WRITTEN INSTRUCTION:
The exercise asks you to copy every line below in which "ายประจำป" appears.

INFORMATION GIVEN:
■ ■ ■ ■ ■ ■ ■
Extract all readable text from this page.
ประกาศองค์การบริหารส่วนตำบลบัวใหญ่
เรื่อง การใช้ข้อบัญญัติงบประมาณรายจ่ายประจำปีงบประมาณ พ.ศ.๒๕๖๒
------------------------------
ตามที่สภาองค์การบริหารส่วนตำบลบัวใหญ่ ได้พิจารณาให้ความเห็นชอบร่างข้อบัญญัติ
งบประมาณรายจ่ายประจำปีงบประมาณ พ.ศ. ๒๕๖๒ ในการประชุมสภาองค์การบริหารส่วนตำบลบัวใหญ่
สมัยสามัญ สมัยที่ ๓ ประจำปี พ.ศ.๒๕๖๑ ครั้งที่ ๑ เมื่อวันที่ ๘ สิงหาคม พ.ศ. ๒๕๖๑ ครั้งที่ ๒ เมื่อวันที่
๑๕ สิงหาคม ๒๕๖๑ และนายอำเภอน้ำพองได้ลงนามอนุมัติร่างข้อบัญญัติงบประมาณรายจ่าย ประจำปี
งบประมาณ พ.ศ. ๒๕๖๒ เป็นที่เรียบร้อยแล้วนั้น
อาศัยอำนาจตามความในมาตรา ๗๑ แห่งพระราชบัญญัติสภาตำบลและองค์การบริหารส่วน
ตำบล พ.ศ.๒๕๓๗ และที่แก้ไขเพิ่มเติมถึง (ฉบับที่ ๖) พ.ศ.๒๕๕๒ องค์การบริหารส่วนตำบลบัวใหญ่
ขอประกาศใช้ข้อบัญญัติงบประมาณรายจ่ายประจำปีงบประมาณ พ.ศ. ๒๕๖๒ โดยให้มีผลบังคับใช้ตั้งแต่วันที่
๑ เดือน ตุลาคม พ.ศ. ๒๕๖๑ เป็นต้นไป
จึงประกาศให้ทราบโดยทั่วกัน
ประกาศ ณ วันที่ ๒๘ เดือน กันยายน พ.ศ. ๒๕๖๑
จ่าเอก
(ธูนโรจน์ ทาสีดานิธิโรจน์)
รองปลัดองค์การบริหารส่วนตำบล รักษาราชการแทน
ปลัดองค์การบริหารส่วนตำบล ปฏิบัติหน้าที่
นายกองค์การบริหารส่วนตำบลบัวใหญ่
■ ■ ■ ■ ■ ■ ■
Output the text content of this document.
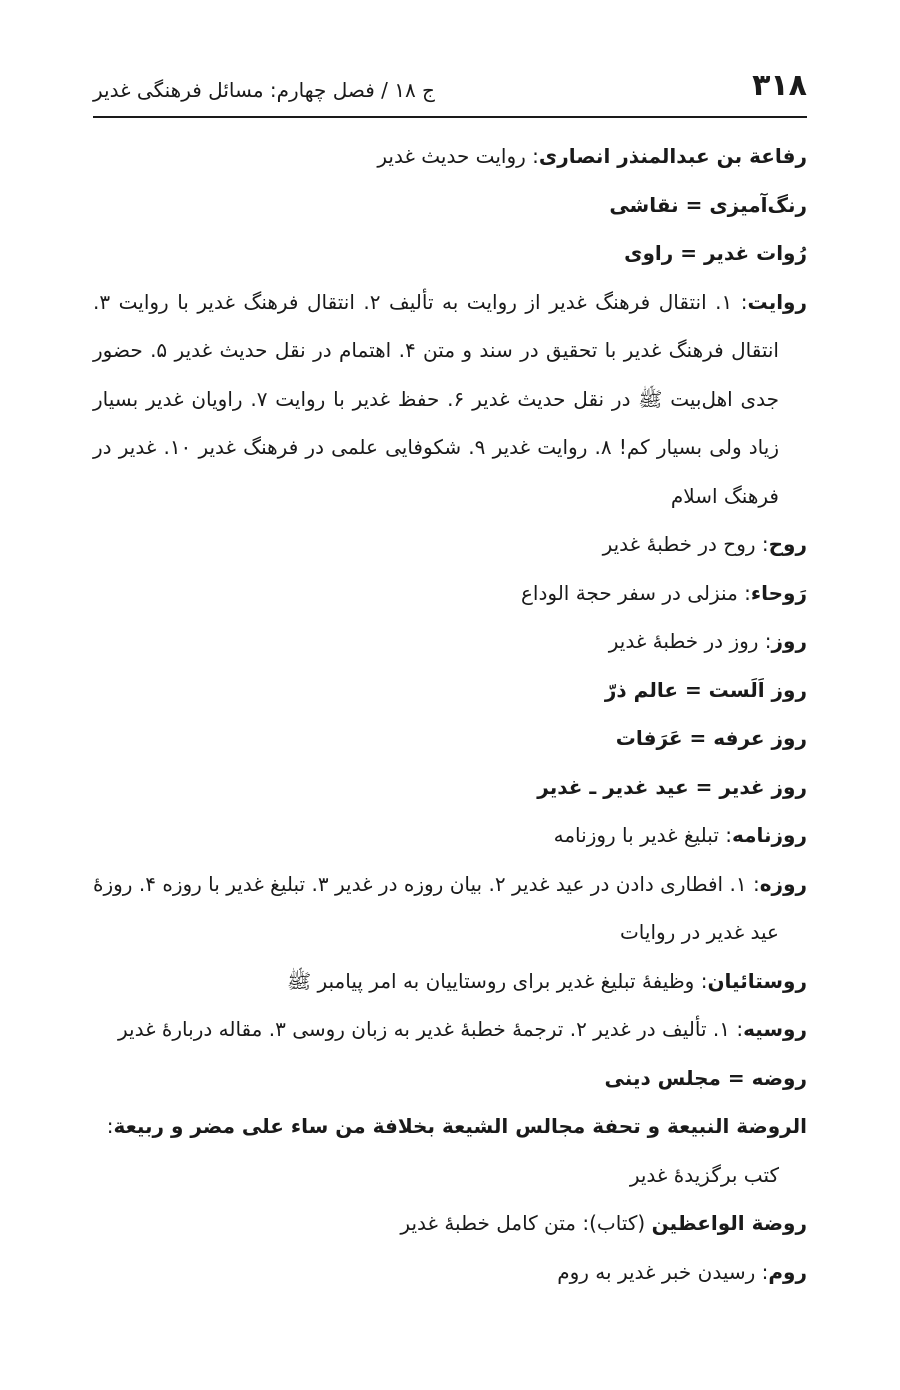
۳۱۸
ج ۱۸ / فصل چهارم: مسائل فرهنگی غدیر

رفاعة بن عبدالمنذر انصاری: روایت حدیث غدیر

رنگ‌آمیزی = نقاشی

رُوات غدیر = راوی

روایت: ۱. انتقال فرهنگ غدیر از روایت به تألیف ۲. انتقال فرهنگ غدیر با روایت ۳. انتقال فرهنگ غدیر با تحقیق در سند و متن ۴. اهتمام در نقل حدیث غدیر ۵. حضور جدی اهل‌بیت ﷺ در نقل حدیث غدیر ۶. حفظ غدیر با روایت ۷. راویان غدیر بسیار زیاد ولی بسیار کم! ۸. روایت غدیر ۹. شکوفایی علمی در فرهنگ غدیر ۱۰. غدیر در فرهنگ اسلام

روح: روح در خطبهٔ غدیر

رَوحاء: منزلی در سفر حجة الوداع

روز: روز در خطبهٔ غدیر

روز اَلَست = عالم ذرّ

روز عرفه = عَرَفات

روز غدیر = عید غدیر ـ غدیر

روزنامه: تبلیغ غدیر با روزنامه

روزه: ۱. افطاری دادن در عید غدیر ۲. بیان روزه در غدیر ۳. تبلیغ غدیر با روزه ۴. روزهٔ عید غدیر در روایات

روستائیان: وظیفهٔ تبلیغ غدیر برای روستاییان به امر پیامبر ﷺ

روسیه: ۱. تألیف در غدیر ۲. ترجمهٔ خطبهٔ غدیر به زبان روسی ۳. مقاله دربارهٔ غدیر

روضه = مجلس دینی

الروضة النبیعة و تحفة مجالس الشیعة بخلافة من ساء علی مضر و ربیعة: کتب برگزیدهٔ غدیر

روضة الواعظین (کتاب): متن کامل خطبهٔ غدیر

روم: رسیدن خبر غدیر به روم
■ ■ ■ ■ ■ ■ ■
RESPONSE:
เรื่อง การใช้ข้อบัญญัติงบประมาณรายจ่ายประจำปีงบประมาณ พ.ศ.๒๕๖๒
งบประมาณรายจ่ายประจำปีงบประมาณ พ.ศ. ๒๕๖๒ ในการประชุมสภาองค์การบริหารส่วนตำบลบัวใหญ่
ขอประกาศใช้ข้อบัญญัติงบประมาณรายจ่ายประจำปีงบประมาณ พ.ศ. ๒๕๖๒ โดยให้มีผลบังคับใช้ตั้งแต่วันที่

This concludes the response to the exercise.